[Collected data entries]
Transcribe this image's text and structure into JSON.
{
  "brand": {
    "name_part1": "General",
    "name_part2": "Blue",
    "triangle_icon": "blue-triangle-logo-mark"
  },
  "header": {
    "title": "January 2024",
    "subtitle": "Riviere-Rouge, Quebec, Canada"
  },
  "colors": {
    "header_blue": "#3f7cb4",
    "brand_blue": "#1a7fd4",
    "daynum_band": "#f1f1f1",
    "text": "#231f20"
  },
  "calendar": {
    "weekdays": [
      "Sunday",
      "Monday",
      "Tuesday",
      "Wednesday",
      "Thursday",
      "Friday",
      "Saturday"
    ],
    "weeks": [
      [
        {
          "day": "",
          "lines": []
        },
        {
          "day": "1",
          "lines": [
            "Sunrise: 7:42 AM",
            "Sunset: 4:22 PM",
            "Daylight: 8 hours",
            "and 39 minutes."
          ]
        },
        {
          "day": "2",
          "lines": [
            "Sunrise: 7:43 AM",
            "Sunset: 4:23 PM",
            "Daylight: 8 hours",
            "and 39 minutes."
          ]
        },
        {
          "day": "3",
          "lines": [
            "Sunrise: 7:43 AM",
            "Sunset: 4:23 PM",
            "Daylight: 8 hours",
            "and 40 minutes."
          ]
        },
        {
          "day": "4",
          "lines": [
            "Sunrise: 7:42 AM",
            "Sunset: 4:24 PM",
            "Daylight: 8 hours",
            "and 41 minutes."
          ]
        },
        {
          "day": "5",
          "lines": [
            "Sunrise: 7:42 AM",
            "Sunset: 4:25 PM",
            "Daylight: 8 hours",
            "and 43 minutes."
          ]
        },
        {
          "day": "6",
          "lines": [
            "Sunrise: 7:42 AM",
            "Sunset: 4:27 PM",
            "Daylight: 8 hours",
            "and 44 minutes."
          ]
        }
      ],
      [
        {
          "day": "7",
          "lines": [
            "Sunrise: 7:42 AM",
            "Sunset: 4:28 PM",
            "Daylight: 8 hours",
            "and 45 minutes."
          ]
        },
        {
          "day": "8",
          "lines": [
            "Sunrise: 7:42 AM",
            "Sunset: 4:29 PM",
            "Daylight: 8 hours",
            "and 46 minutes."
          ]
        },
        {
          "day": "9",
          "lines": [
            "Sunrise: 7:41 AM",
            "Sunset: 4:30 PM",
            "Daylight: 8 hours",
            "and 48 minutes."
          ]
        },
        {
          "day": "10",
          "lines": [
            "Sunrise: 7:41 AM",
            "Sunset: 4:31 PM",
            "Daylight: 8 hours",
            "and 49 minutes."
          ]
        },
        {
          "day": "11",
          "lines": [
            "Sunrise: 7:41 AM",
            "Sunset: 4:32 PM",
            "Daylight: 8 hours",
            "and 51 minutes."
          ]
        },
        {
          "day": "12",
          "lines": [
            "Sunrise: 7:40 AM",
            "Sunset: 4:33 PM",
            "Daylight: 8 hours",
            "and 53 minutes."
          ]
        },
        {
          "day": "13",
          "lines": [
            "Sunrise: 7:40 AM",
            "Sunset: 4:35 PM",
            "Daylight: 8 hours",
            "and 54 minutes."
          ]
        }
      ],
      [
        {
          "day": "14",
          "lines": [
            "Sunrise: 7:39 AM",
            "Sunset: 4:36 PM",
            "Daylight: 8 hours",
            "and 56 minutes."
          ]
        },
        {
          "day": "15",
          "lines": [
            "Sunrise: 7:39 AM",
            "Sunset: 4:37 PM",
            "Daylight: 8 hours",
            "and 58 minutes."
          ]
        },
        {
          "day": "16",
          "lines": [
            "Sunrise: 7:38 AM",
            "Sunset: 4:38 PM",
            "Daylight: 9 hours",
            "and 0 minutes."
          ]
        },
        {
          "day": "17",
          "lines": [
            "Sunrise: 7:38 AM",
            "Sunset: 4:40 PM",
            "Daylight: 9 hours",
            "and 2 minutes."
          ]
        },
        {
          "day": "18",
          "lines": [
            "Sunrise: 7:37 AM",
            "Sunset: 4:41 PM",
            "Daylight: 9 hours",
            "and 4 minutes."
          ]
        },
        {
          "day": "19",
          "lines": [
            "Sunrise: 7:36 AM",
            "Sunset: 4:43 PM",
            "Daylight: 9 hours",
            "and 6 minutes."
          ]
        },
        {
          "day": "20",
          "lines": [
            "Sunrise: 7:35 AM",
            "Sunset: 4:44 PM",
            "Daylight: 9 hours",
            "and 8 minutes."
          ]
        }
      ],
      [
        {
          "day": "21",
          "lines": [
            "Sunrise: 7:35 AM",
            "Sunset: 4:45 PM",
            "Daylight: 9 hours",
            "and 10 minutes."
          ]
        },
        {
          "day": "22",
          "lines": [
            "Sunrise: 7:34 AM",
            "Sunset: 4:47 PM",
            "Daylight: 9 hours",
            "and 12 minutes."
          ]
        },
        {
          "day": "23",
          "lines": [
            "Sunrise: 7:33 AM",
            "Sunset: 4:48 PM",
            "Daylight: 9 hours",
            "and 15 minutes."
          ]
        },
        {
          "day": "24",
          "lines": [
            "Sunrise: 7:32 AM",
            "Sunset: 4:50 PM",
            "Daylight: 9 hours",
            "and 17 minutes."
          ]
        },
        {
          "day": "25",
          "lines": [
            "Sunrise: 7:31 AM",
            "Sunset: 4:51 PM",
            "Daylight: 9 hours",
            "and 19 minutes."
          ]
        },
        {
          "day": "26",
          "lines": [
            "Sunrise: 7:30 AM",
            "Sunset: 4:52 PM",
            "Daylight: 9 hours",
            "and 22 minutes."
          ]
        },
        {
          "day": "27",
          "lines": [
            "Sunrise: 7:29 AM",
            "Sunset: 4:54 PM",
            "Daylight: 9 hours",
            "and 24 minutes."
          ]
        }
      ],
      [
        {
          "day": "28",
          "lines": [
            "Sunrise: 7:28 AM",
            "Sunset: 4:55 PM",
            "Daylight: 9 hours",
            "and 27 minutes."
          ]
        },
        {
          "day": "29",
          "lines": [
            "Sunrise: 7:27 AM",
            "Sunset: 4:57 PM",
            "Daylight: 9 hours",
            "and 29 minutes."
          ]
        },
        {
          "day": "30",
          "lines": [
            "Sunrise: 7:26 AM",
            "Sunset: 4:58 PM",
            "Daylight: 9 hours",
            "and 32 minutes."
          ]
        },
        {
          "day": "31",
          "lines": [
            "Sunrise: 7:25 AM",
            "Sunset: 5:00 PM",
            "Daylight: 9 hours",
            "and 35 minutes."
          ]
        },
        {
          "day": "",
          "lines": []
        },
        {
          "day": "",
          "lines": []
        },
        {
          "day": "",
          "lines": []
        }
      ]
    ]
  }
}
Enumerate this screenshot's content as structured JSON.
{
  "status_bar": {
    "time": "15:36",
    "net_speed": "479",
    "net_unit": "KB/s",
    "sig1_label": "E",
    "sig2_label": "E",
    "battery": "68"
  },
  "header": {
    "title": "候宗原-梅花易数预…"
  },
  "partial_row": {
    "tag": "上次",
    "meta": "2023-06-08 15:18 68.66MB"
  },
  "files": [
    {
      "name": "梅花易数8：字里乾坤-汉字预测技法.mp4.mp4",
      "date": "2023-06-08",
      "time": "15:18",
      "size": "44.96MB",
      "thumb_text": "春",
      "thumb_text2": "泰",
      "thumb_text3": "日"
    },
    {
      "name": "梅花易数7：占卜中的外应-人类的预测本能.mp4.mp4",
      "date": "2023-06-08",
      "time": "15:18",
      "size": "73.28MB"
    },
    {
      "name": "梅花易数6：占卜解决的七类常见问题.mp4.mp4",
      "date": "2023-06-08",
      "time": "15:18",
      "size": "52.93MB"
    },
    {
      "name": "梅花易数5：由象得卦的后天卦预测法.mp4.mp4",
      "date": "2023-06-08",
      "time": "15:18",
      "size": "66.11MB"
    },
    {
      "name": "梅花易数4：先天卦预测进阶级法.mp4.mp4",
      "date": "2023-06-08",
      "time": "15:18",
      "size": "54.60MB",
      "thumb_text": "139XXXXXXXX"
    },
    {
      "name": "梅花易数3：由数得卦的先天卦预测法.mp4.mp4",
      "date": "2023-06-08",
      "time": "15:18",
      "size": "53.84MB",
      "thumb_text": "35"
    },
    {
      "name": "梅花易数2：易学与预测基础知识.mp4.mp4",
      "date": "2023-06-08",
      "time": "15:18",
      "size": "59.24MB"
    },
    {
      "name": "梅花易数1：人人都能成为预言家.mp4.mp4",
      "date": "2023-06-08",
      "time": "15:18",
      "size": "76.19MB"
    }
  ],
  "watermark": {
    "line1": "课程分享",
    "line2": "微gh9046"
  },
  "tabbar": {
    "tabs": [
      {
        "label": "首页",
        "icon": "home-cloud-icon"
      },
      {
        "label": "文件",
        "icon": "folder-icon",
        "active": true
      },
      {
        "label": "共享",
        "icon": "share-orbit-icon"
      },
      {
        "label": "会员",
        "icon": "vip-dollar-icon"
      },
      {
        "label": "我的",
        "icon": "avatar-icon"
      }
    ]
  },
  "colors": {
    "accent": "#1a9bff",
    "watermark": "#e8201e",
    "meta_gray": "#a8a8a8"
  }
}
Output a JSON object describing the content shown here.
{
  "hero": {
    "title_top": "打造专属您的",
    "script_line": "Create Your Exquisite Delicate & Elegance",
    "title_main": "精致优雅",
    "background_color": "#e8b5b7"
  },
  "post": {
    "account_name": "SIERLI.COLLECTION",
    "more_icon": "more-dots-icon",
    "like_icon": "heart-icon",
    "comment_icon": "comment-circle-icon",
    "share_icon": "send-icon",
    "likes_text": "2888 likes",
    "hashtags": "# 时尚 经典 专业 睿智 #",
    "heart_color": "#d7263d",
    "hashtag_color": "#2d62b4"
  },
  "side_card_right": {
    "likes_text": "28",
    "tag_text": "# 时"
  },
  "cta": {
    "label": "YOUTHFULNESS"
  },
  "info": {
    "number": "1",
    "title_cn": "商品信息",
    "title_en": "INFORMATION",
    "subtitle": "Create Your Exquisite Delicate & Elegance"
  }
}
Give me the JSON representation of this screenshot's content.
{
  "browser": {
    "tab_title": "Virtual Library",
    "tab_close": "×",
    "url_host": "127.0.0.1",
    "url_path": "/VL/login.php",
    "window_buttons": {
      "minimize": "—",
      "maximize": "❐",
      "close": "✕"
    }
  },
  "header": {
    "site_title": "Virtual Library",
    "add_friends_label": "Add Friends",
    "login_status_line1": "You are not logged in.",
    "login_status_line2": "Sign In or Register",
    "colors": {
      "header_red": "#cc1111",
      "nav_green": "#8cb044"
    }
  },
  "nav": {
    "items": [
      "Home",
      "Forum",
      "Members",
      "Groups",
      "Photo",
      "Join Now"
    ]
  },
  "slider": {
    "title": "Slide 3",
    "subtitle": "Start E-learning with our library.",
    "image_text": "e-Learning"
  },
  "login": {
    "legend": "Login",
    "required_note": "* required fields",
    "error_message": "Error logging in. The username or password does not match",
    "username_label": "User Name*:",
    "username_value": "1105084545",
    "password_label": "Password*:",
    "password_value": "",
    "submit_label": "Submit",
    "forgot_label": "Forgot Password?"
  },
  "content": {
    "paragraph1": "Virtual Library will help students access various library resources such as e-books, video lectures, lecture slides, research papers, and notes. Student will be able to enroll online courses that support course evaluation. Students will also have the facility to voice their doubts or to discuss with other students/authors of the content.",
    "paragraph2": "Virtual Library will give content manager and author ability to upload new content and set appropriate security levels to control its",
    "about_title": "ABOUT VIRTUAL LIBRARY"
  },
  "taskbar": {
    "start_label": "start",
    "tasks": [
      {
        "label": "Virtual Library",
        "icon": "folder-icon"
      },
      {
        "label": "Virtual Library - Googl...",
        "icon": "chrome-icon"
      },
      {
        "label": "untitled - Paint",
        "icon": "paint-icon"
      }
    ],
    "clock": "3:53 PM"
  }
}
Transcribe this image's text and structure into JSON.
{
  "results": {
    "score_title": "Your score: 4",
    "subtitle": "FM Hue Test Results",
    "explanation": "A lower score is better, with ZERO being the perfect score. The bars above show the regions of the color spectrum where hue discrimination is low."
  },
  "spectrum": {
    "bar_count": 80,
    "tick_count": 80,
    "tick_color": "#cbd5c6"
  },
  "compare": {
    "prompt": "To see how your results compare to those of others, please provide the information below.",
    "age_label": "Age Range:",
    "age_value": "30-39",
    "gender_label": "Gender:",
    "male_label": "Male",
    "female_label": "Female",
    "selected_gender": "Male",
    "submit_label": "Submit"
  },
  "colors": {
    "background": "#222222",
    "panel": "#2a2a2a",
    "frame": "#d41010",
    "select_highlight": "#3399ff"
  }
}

Aim: Identify each line in the records above that contains the word "screenshot", and copy it out in full.

The response:
Enumerate this screenshot's content as structured JSON.
Give me the JSON representation of this screenshot's content.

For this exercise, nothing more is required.